June became a member of the National Association of Radiation Survivors, an organization set up to help victims of radiation. This gave her access to a large volume of information which the association had gathered on the effects of the Hiroshima and Nagasaki bombs, and the tests at the Bikini and Nevada sites. Studying this material only served to increase her anxiety: "The damage caused by Hanford is just starting to come out into the open--the government has a lot to answer for."

Millie Smith, aged forty-two, of Olympia, Washington, was another who testified to the effects of radioactive contamination. Her emaciated form lay stretched out on a sofa; cancer was eating its way through her body. "If only I had known about Hanford earlier," she began.

Millie was born in 1947 just south of the Hanford nuclear complex in the town of Pasco. She first began to feel there was something not quite right with her body while at high school, at about the age of sixteen, when she often felt too ill to do gym. She was diagnosed as having a dysfunction of the thyroid gland, and was put on medication.

The years went by, and Millie got married and had a daughter. "My health didn't get any better, though. I still had very little energy—I thought that it was just the way my body was," she said.

In the spring of 1986 Millie read about the contamination in a Seattle newspaper for the first time. The connection between exposure to radiation and her constant lethargy did not occur to her at first. Then came the accident at Chernobyl. "I found out that similar amounts of radiation had been released at Hanford..." Millie was shocked to see reflections of herself in the victims of radiation from Chernobyl pictured on television. Her general feeling of ill health showed no signs of going away, and, believing that she might be suffering from some radiation-linked illness, Millie decided to see a doctor. The news was not good. "We can remove the cancer from your chest, but...," he said, his voice trailing off. Millie was told that it was too late to arrest the progress of the cancer.

#####

## Tasks to carry out
1. Quote the passage on Hanford radiation victims word for word, everything from "Millie was born" down to "put on medication.".
2. Answer these questions using the passage on Hanford radiation victims:
(a) Which organization did June become a member of?
(b) In what year and in what town was Millie Smith born?
(c) Where did Millie first read about the contamination, and in what season and year?
3. Continue the passage on Hanford radiation victims from its last sentence.

## Excerpted records
#####

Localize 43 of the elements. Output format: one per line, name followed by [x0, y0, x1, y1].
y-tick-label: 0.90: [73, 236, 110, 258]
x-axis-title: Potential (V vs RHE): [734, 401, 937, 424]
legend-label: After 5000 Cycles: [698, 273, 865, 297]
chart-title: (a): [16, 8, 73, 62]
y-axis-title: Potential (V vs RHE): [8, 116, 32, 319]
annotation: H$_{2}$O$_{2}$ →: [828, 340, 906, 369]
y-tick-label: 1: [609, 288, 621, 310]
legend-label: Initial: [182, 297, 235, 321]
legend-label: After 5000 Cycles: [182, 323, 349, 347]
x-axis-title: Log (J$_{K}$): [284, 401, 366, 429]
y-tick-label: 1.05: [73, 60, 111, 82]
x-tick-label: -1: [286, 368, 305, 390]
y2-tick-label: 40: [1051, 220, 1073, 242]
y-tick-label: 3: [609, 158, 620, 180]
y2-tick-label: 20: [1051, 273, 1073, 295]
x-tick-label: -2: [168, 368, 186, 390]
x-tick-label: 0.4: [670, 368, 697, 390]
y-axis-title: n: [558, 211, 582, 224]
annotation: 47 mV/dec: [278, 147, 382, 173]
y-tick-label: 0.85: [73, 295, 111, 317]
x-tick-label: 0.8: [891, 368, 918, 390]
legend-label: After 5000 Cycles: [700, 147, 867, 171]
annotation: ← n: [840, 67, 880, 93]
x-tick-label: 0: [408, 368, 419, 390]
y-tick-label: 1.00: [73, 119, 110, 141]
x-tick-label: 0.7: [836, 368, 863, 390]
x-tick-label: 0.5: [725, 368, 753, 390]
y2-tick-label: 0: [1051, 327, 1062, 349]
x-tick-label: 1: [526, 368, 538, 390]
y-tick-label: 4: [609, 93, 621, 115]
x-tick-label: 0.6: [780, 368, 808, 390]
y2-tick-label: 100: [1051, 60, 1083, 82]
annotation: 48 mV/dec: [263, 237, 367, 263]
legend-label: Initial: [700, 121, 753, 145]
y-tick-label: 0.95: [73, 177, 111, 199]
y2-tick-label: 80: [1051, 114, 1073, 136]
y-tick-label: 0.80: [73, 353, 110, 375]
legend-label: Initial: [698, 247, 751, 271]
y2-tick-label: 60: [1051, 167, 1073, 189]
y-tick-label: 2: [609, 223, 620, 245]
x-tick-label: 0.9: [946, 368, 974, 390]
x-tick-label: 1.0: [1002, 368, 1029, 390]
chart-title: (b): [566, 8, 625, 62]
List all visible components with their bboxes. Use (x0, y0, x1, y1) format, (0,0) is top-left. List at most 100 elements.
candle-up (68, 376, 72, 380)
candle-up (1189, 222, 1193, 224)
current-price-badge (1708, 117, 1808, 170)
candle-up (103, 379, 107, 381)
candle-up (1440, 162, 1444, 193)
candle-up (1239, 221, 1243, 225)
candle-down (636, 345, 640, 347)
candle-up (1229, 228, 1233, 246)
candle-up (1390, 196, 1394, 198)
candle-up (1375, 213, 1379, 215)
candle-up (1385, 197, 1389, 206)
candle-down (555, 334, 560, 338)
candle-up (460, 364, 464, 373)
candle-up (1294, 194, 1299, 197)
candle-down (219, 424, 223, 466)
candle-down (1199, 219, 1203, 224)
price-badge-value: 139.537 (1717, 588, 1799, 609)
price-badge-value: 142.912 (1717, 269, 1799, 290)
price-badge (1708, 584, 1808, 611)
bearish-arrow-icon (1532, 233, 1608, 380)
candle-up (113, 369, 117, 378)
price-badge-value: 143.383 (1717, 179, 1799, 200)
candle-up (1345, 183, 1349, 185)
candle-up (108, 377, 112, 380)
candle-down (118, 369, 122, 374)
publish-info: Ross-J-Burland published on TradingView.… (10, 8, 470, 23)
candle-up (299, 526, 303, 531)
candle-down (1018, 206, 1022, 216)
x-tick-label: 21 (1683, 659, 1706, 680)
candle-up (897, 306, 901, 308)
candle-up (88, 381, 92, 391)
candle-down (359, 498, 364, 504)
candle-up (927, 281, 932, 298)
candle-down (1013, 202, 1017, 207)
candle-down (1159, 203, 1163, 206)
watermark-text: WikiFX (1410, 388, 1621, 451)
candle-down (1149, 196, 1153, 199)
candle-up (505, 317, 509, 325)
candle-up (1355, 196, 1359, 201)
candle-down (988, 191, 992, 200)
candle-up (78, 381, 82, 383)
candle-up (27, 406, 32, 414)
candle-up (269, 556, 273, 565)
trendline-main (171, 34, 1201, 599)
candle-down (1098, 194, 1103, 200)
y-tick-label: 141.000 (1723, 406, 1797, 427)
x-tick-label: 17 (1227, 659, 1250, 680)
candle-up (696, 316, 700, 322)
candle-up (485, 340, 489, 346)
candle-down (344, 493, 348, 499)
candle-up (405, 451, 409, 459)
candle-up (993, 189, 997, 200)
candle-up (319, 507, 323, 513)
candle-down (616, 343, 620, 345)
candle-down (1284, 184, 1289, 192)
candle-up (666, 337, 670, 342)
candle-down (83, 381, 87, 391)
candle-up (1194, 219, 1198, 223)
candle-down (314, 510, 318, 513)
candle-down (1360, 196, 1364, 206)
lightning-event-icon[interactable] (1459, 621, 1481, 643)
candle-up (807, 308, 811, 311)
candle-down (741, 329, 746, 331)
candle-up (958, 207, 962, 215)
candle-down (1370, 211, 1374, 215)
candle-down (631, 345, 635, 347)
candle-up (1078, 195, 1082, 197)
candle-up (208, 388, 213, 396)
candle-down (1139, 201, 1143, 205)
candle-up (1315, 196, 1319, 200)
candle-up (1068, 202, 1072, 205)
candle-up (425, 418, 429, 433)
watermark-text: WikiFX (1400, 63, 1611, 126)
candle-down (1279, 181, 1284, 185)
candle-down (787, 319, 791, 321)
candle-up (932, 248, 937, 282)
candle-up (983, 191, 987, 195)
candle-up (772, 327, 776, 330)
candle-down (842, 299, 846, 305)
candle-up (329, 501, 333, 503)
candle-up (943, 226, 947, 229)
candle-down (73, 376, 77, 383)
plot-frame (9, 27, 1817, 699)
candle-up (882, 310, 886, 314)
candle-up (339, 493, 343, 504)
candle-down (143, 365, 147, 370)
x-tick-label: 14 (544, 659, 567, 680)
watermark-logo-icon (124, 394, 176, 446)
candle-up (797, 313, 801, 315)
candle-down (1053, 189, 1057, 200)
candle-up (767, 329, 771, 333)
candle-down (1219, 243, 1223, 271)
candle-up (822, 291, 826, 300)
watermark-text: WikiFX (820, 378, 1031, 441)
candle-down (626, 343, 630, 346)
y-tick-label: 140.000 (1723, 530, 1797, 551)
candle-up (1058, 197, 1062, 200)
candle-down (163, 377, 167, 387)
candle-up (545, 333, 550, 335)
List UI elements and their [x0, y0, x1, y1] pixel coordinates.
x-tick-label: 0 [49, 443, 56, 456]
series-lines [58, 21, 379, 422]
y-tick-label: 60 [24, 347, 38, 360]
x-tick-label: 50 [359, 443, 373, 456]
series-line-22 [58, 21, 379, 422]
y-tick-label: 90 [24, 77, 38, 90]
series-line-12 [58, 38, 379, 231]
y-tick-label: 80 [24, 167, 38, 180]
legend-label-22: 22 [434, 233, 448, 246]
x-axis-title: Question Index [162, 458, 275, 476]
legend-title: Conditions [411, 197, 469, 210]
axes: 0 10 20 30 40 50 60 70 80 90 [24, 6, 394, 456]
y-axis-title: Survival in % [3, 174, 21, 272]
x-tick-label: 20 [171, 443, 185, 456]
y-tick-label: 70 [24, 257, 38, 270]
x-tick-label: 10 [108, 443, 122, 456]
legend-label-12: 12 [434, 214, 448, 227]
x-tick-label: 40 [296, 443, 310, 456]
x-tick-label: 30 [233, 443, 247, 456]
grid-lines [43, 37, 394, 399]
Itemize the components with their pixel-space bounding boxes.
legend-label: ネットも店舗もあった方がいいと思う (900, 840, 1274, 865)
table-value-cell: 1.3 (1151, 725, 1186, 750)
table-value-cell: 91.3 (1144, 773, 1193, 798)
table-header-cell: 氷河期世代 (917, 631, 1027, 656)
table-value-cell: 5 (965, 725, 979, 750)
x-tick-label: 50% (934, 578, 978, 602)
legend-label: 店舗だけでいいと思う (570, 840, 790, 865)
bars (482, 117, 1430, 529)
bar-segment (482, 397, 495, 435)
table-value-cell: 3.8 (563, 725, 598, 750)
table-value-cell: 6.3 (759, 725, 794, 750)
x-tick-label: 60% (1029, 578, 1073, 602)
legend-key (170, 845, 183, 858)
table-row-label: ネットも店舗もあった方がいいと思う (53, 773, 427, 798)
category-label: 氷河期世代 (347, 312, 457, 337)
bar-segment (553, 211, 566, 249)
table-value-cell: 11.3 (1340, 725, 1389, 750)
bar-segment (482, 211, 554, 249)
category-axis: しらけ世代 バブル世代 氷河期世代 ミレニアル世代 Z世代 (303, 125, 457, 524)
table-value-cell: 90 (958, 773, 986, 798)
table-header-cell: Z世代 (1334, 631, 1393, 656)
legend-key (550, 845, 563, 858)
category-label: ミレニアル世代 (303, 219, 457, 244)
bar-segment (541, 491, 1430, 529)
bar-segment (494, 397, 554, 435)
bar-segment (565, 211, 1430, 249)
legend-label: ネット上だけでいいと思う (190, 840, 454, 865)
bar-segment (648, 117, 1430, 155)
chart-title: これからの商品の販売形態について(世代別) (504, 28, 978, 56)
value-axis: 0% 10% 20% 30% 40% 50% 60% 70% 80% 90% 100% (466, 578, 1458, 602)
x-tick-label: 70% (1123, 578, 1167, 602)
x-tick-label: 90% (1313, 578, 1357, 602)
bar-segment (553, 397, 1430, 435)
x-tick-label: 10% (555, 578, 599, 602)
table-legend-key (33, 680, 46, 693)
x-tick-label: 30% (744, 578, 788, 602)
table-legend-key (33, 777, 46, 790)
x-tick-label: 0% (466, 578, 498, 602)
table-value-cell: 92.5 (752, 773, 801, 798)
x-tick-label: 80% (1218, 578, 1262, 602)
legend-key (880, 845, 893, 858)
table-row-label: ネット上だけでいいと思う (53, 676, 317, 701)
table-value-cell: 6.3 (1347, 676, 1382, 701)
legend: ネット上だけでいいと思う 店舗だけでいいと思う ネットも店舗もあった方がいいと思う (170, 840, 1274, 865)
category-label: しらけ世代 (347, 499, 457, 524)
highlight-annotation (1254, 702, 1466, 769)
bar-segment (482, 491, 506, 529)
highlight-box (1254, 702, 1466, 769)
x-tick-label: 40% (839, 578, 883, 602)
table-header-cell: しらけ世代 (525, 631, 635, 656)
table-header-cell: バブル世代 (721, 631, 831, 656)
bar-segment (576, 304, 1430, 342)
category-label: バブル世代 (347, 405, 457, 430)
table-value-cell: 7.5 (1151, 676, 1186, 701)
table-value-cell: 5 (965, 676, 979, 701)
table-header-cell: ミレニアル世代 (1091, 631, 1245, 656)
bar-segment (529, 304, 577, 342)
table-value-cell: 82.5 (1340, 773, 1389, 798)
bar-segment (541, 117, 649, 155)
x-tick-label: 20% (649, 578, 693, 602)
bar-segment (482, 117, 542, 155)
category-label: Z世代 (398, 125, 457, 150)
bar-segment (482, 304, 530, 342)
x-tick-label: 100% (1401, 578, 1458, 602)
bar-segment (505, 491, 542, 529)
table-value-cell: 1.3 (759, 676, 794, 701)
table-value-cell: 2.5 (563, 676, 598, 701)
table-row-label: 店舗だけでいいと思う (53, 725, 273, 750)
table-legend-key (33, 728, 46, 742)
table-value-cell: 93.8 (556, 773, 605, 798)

#####

## Answers for each item
1.
Millie was born in 1947 just south of the Hanford nuclear complex in the town of Pasco. She first began to feel there was something not quite right with her body while at high school, at about the age of sixteen, when she often felt too ill to do gym. She was diagnosed as having a dysfunction of the thyroid gland, and was put on medication.

2.
(a) The National Association of Radiation Survivors.
(b) In 1947, in the town of Pasco.
(c) In a Seattle newspaper, in the spring of 1986.

3.
Concerned about the effects of being exposed to large doses of radiation, she decided to write to some of her classmates from high school. Of the forty-eight who wrote back to her, twenty-five had thyroid conditions. She found out that a further nine had died of cancer or leukemia.

"It didn't take an expert to realize there was something strange going on—I mean, for that number of people of the same age brought up in the same town to suffer from the same illness…" Her expression hardened. "Nuclear fallout from Hanford is the only possible cause."

The main contaminant released into the atmosphere from Hanford was iodine-131. Once this substance enters the body it accumulates in the thyroid gland, hindering hormone secretion, sometimes also causing cancer. The human body from birth to puberty is particularly vulnerable to its effects. The period up until 1957, when great quantities of radioactive material were being discharged from Hanford, coincides exactly with the childhood and adolescence of Millie and her classmates. Millie expressed grave doubts about a government which deliberately allows the release of dangerous materials and then covers it up. "I can understand the need to keep information secret in the interests of national security," she said. "But if I'd known that I'd been exposed to such large amounts of radiation, I would have had a checkup earlier and been treated earlier. The way things are going at the moment, I'm losing my life to government secrecy."

The experience of Hanford would seem to indicate that national security and the welfare of the people can be mutually exclusive. If Millie Smith and her fellow sufferers have their way, however, the government will not be able to ignore the rights of its citizens for much longer.